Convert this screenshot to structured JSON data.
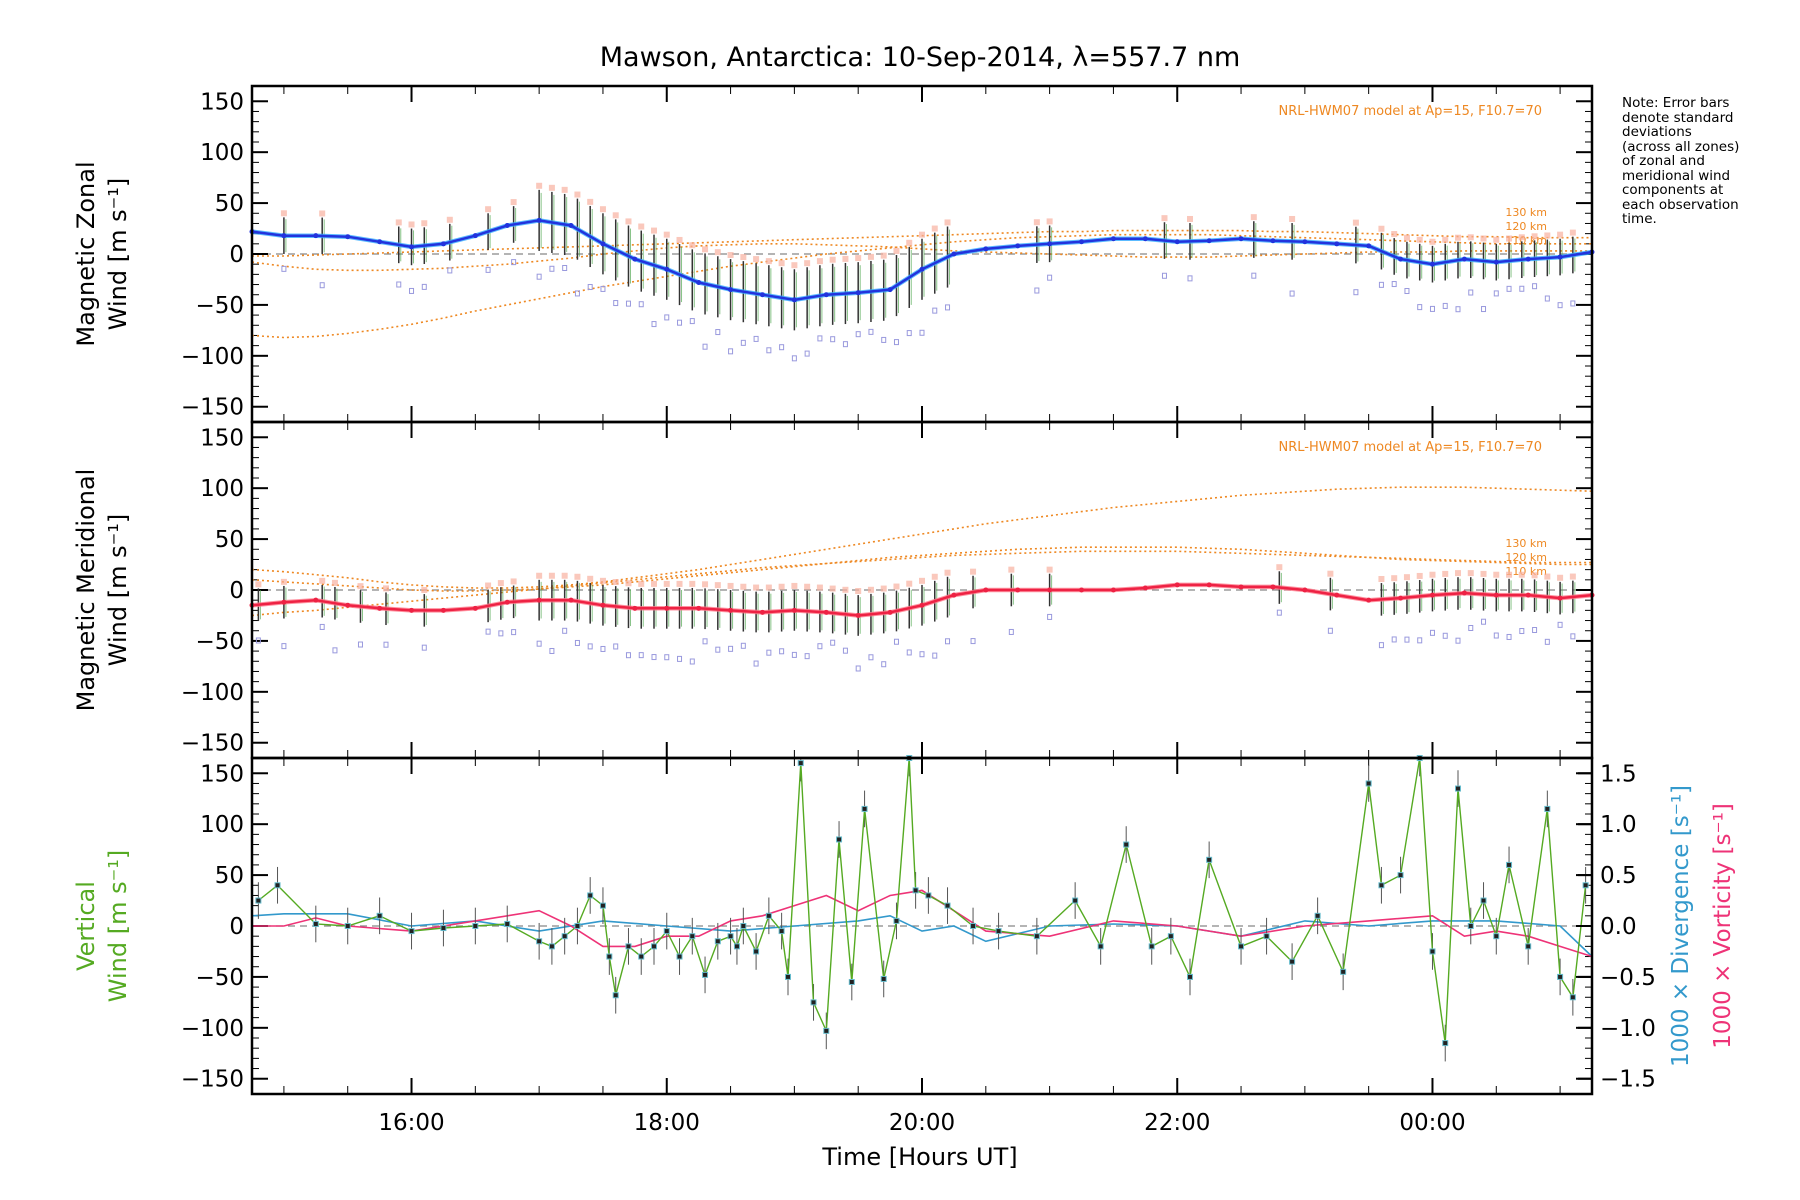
{
  "title": "Mawson, Antarctica: 10-Sep-2014, λ=557.7 nm",
  "note": "Note: Error bars\ndenote standard\ndeviations\n(across all zones)\nof zonal and\nmeridional wind\ncomponents at\neach observation\ntime.",
  "colors": {
    "zonal": "#2233dd",
    "zonal_fit": "#33aaff",
    "meridional": "#ee2244",
    "meridional_fit": "#ff7788",
    "vertical": "#55aa22",
    "divergence": "#3399cc",
    "vorticity": "#ee3377",
    "model": "#ee8822",
    "points": "#9999dd",
    "zero": "#888888"
  },
  "x_axis": {
    "label": "Time [Hours UT]",
    "range_hours": [
      14.75,
      25.25
    ],
    "ticks": [
      "16:00",
      "18:00",
      "20:00",
      "22:00",
      "00:00"
    ],
    "tick_hours": [
      16,
      18,
      20,
      22,
      24
    ]
  },
  "chart_data": [
    {
      "type": "line",
      "name": "zonal",
      "ylabel_line1": "Magnetic Zonal",
      "ylabel_line2": "Wind [m s⁻¹]",
      "ylim": [
        -165,
        165
      ],
      "y_ticks": [
        150,
        100,
        50,
        0,
        -50,
        -100,
        -150
      ],
      "model_label": "NRL-HWM07 model at Ap=15, F10.7=70",
      "model_height_labels": [
        "130 km",
        "120 km",
        "110 km"
      ],
      "x_hours": [
        14.75,
        15.0,
        15.25,
        15.5,
        15.75,
        16.0,
        16.25,
        16.5,
        16.75,
        17.0,
        17.25,
        17.5,
        17.75,
        18.0,
        18.25,
        18.5,
        18.75,
        19.0,
        19.25,
        19.5,
        19.75,
        20.0,
        20.25,
        20.5,
        20.75,
        21.0,
        21.25,
        21.5,
        21.75,
        22.0,
        22.25,
        22.5,
        22.75,
        23.0,
        23.25,
        23.5,
        23.75,
        24.0,
        24.25,
        24.5,
        24.75,
        25.0,
        25.25
      ],
      "mean_wind": [
        22,
        18,
        18,
        17,
        12,
        7,
        10,
        18,
        28,
        33,
        28,
        10,
        -5,
        -15,
        -28,
        -35,
        -40,
        -45,
        -40,
        -38,
        -35,
        -15,
        0,
        5,
        8,
        10,
        12,
        15,
        15,
        12,
        13,
        15,
        13,
        12,
        10,
        8,
        -5,
        -10,
        -5,
        -8,
        -5,
        -3,
        2
      ],
      "models": [
        {
          "name": "110 km",
          "values": [
            -8,
            -12,
            -15,
            -16,
            -16,
            -15,
            -14,
            -12,
            -10,
            -7,
            -4,
            0,
            3,
            6,
            8,
            9,
            10,
            10,
            9,
            8,
            7,
            5,
            3,
            2,
            1,
            0,
            -1,
            -2,
            -3,
            -3,
            -3,
            -2,
            -1,
            0,
            1,
            2,
            2,
            2,
            3,
            3,
            3,
            3,
            3
          ]
        },
        {
          "name": "120 km",
          "values": [
            -80,
            -82,
            -81,
            -78,
            -74,
            -69,
            -63,
            -56,
            -50,
            -44,
            -38,
            -32,
            -27,
            -22,
            -17,
            -12,
            -8,
            -4,
            0,
            3,
            6,
            9,
            12,
            14,
            16,
            17,
            18,
            19,
            19,
            19,
            19,
            18,
            17,
            16,
            15,
            14,
            13,
            12,
            11,
            10,
            10,
            10,
            10
          ]
        },
        {
          "name": "130 km",
          "values": [
            -2,
            -2,
            -1,
            0,
            1,
            2,
            3,
            4,
            5,
            6,
            7,
            8,
            9,
            10,
            11,
            12,
            13,
            14,
            15,
            16,
            17,
            18,
            19,
            20,
            21,
            22,
            22,
            23,
            23,
            23,
            23,
            23,
            22,
            22,
            21,
            20,
            19,
            18,
            17,
            17,
            16,
            16,
            16
          ]
        }
      ]
    },
    {
      "type": "line",
      "name": "meridional",
      "ylabel_line1": "Magnetic Meridional",
      "ylabel_line2": "Wind [m s⁻¹]",
      "ylim": [
        -165,
        165
      ],
      "y_ticks": [
        150,
        100,
        50,
        0,
        -50,
        -100,
        -150
      ],
      "model_label": "NRL-HWM07 model at Ap=15, F10.7=70",
      "model_height_labels": [
        "130 km",
        "120 km",
        "110 km"
      ],
      "x_hours": [
        14.75,
        15.0,
        15.25,
        15.5,
        15.75,
        16.0,
        16.25,
        16.5,
        16.75,
        17.0,
        17.25,
        17.5,
        17.75,
        18.0,
        18.25,
        18.5,
        18.75,
        19.0,
        19.25,
        19.5,
        19.75,
        20.0,
        20.25,
        20.5,
        20.75,
        21.0,
        21.25,
        21.5,
        21.75,
        22.0,
        22.25,
        22.5,
        22.75,
        23.0,
        23.25,
        23.5,
        23.75,
        24.0,
        24.25,
        24.5,
        24.75,
        25.0,
        25.25
      ],
      "mean_wind": [
        -15,
        -12,
        -10,
        -15,
        -18,
        -20,
        -20,
        -18,
        -12,
        -10,
        -10,
        -15,
        -18,
        -18,
        -18,
        -20,
        -22,
        -20,
        -22,
        -25,
        -22,
        -15,
        -5,
        0,
        0,
        0,
        0,
        0,
        2,
        5,
        5,
        3,
        3,
        0,
        -5,
        -10,
        -8,
        -5,
        -3,
        -5,
        -5,
        -8,
        -5
      ],
      "models": [
        {
          "name": "110 km",
          "values": [
            -25,
            -22,
            -20,
            -17,
            -14,
            -11,
            -8,
            -5,
            -2,
            1,
            4,
            7,
            10,
            13,
            16,
            19,
            22,
            24,
            26,
            28,
            30,
            32,
            34,
            35,
            36,
            37,
            38,
            38,
            38,
            38,
            37,
            36,
            35,
            34,
            33,
            32,
            31,
            30,
            29,
            28,
            27,
            27,
            27
          ]
        },
        {
          "name": "120 km",
          "values": [
            20,
            18,
            15,
            12,
            8,
            5,
            3,
            2,
            2,
            3,
            5,
            8,
            12,
            16,
            20,
            25,
            30,
            35,
            40,
            45,
            50,
            55,
            60,
            65,
            69,
            73,
            77,
            81,
            84,
            87,
            90,
            93,
            95,
            97,
            99,
            100,
            101,
            101,
            101,
            100,
            99,
            98,
            97
          ]
        },
        {
          "name": "130 km",
          "values": [
            10,
            8,
            6,
            4,
            2,
            0,
            -1,
            -1,
            0,
            1,
            3,
            5,
            8,
            11,
            14,
            17,
            20,
            23,
            26,
            29,
            32,
            34,
            36,
            38,
            40,
            41,
            42,
            42,
            42,
            42,
            41,
            40,
            38,
            36,
            34,
            32,
            30,
            29,
            28,
            27,
            26,
            25,
            25
          ]
        }
      ]
    },
    {
      "type": "line",
      "name": "vertical",
      "ylabel_line1": "Vertical",
      "ylabel_line2": "Wind [m s⁻¹]",
      "ylim": [
        -165,
        165
      ],
      "y_ticks": [
        150,
        100,
        50,
        0,
        -50,
        -100,
        -150
      ],
      "y2_ticks": [
        "1.5",
        "1.0",
        "0.5",
        "0.0",
        "−0.5",
        "−1.0",
        "−1.5"
      ],
      "y2_values": [
        1.5,
        1.0,
        0.5,
        0.0,
        -0.5,
        -1.0,
        -1.5
      ],
      "y2_label_divergence": "1000 × Divergence [s⁻¹]",
      "y2_label_vorticity": "1000 × Vorticity [s⁻¹]",
      "vertical_x": [
        14.8,
        14.95,
        15.25,
        15.5,
        15.75,
        16.0,
        16.25,
        16.5,
        16.75,
        17.0,
        17.1,
        17.2,
        17.3,
        17.4,
        17.5,
        17.55,
        17.6,
        17.7,
        17.8,
        17.9,
        18.0,
        18.1,
        18.2,
        18.3,
        18.4,
        18.5,
        18.55,
        18.6,
        18.7,
        18.8,
        18.9,
        18.95,
        19.05,
        19.15,
        19.25,
        19.35,
        19.45,
        19.55,
        19.7,
        19.8,
        19.9,
        19.95,
        20.05,
        20.2,
        20.4,
        20.6,
        20.9,
        21.2,
        21.4,
        21.6,
        21.8,
        21.95,
        22.1,
        22.25,
        22.5,
        22.7,
        22.9,
        23.1,
        23.3,
        23.5,
        23.6,
        23.75,
        23.9,
        24.0,
        24.1,
        24.2,
        24.3,
        24.4,
        24.5,
        24.6,
        24.75,
        24.9,
        25.0,
        25.1,
        25.2
      ],
      "vertical_values": [
        25,
        40,
        2,
        0,
        10,
        -5,
        -2,
        0,
        2,
        -15,
        -20,
        -10,
        0,
        30,
        20,
        -30,
        -68,
        -20,
        -30,
        -20,
        -5,
        -30,
        -10,
        -48,
        -15,
        -10,
        -20,
        0,
        -25,
        10,
        -5,
        -50,
        160,
        -75,
        -103,
        85,
        -55,
        115,
        -52,
        5,
        165,
        35,
        30,
        20,
        0,
        -5,
        -10,
        25,
        -20,
        80,
        -20,
        -10,
        -50,
        65,
        -20,
        -10,
        -35,
        10,
        -45,
        140,
        40,
        50,
        165,
        -25,
        -115,
        135,
        0,
        25,
        -10,
        60,
        -20,
        115,
        -50,
        -70,
        40
      ],
      "divergence_x": [
        14.75,
        15.0,
        15.5,
        16.0,
        16.5,
        17.0,
        17.5,
        18.0,
        18.5,
        19.0,
        19.5,
        19.75,
        20.0,
        20.25,
        20.5,
        21.0,
        21.5,
        22.0,
        22.5,
        23.0,
        23.5,
        24.0,
        24.5,
        25.0,
        25.25
      ],
      "divergence_values": [
        0.1,
        0.12,
        0.12,
        0.0,
        0.05,
        -0.05,
        0.05,
        0.0,
        -0.05,
        0.0,
        0.05,
        0.1,
        -0.05,
        0.0,
        -0.15,
        0.0,
        0.02,
        0.0,
        -0.1,
        0.05,
        0.0,
        0.05,
        0.05,
        0.0,
        -0.3
      ],
      "vorticity_x": [
        14.75,
        15.0,
        15.25,
        15.5,
        16.0,
        16.5,
        17.0,
        17.25,
        17.5,
        17.75,
        18.0,
        18.25,
        18.5,
        18.75,
        19.0,
        19.25,
        19.5,
        19.75,
        20.0,
        20.25,
        20.5,
        21.0,
        21.5,
        22.0,
        22.5,
        23.0,
        23.5,
        24.0,
        24.25,
        24.5,
        24.75,
        25.0,
        25.25
      ],
      "vorticity_values": [
        0.0,
        0.0,
        0.08,
        0.0,
        -0.05,
        0.05,
        0.15,
        0.0,
        -0.2,
        -0.2,
        -0.1,
        -0.1,
        0.05,
        0.1,
        0.2,
        0.3,
        0.15,
        0.3,
        0.35,
        0.15,
        -0.05,
        -0.1,
        0.05,
        0.0,
        -0.1,
        0.0,
        0.05,
        0.1,
        -0.1,
        -0.05,
        -0.1,
        -0.2,
        -0.3
      ]
    }
  ]
}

### Work to do
Copy all lines from the listing that contain "Magnetic".

### Correct response
      "ylabel_line1": "Magnetic Zonal",
      "ylabel_line1": "Magnetic Meridional",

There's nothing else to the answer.